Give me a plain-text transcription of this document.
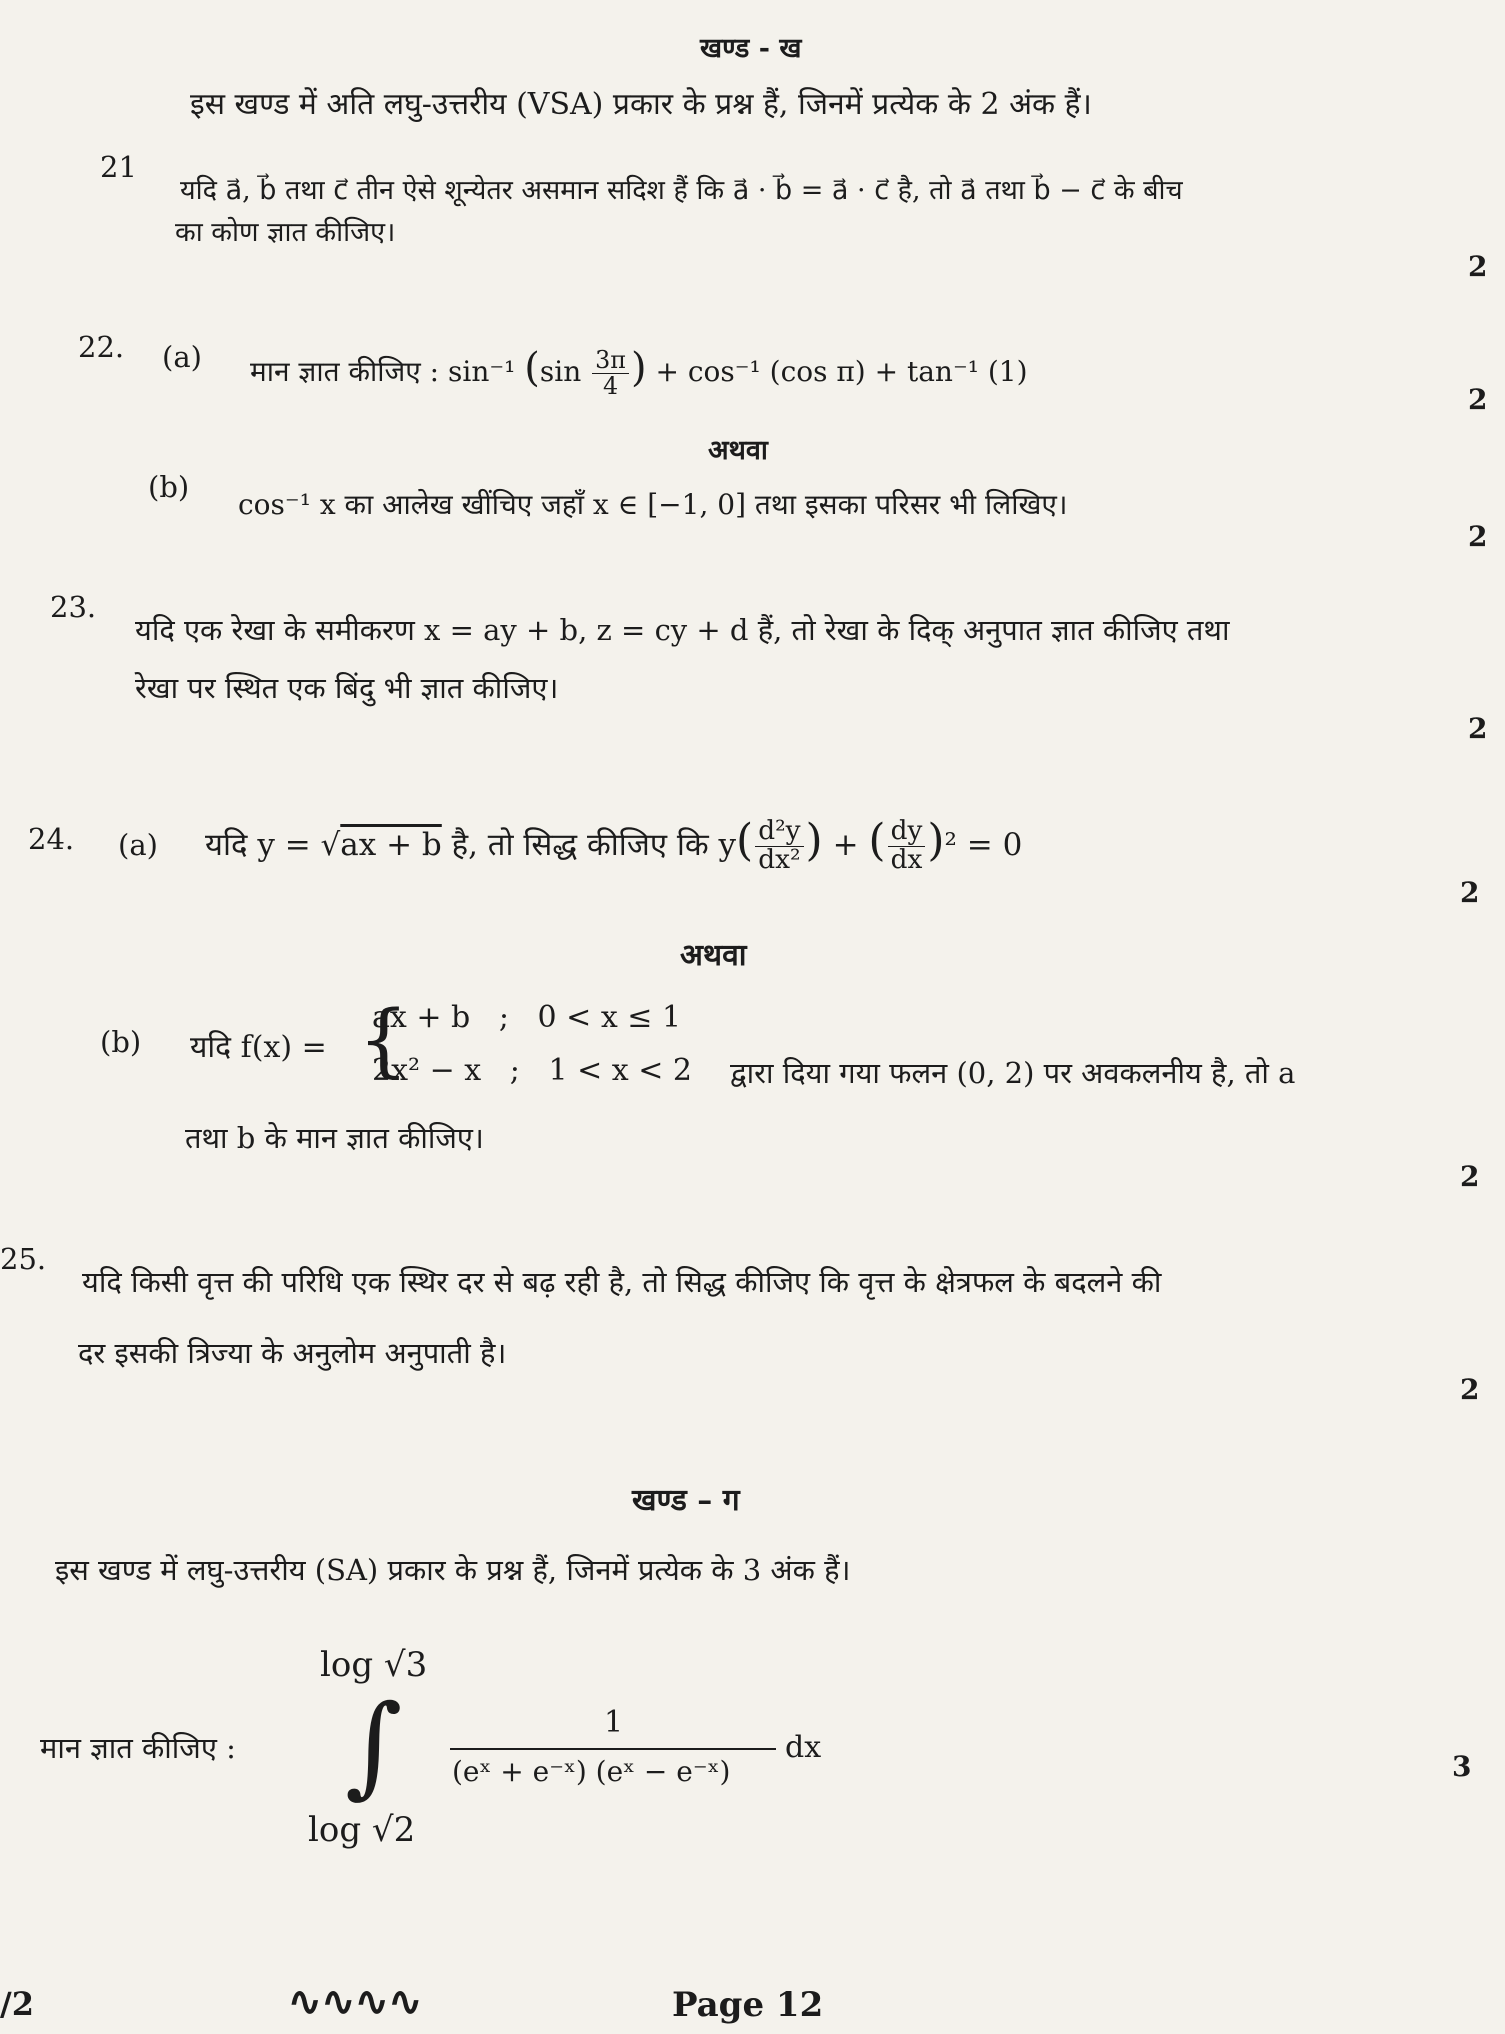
खण्ड - ख
इस खण्ड में अति लघु-उत्तरीय (VSA) प्रकार के प्रश्न हैं, जिनमें प्रत्येक के 2 अंक हैं।
21
यदि a⃗, b⃗ तथा c⃗ तीन ऐसे शून्येतर असमान सदिश हैं कि a⃗ · b⃗ = a⃗ · c⃗ है, तो a⃗ तथा b⃗ − c⃗ के बीच
का कोण ज्ञात कीजिए।
2
22. (a) मान ज्ञात कीजिए : sin⁻¹ ($\sin \frac{3\pi}{4}$ ) + cos⁻¹ (cos π) + tan⁻¹ (1)
2
अथवा
(b)
cos⁻¹ x का आलेख खींचिए जहाँ x ∈ [−1, 0] तथा इसका परिसर भी लिखिए।
2
23.
यदि एक रेखा के समीकरण x = ay + b, z = cy + d हैं, तो रेखा के दिक् अनुपात ज्ञात कीजिए तथा
रेखा पर स्थित एक बिंदु भी ज्ञात कीजिए।
2
24. (a) यदि y = √ax + b है, तो सिद्ध कीजिए कि $y( \frac{\text{d²y}}{\text{dx²}}$ ) + ( $\frac{dy}{dx} )^2 = 0$
2
अथवा
(b) यदि f(x) = {
ax + b   ;   0 < x ≤ 1
2x² − x   ;   1 < x < 2 द्वारा दिया गया फलन (0, 2) पर अवकलनीय है, तो a
तथा b के मान ज्ञात कीजिए।
2
25.
यदि किसी वृत्त की परिधि एक स्थिर दर से बढ़ रही है, तो सिद्ध कीजिए कि वृत्त के क्षेत्रफल के बदलने की
दर इसकी त्रिज्या के अनुलोम अनुपाती है।
2
खण्ड – ग
इस खण्ड में लघु-उत्तरीय (SA) प्रकार के प्रश्न हैं, जिनमें प्रत्येक के 3 अंक हैं।
मान ज्ञात कीजिए :
log √3
∫
log √2
1
(eˣ + e⁻ˣ) (eˣ − e⁻ˣ)
dx
3
/2	∿∿∿∿	Page 12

########################################

§ **WHAT YOU WILL DO**
Report how many lines of the data contain the word "text", using the number alone.

§ **RESULT OF THE TASK**
2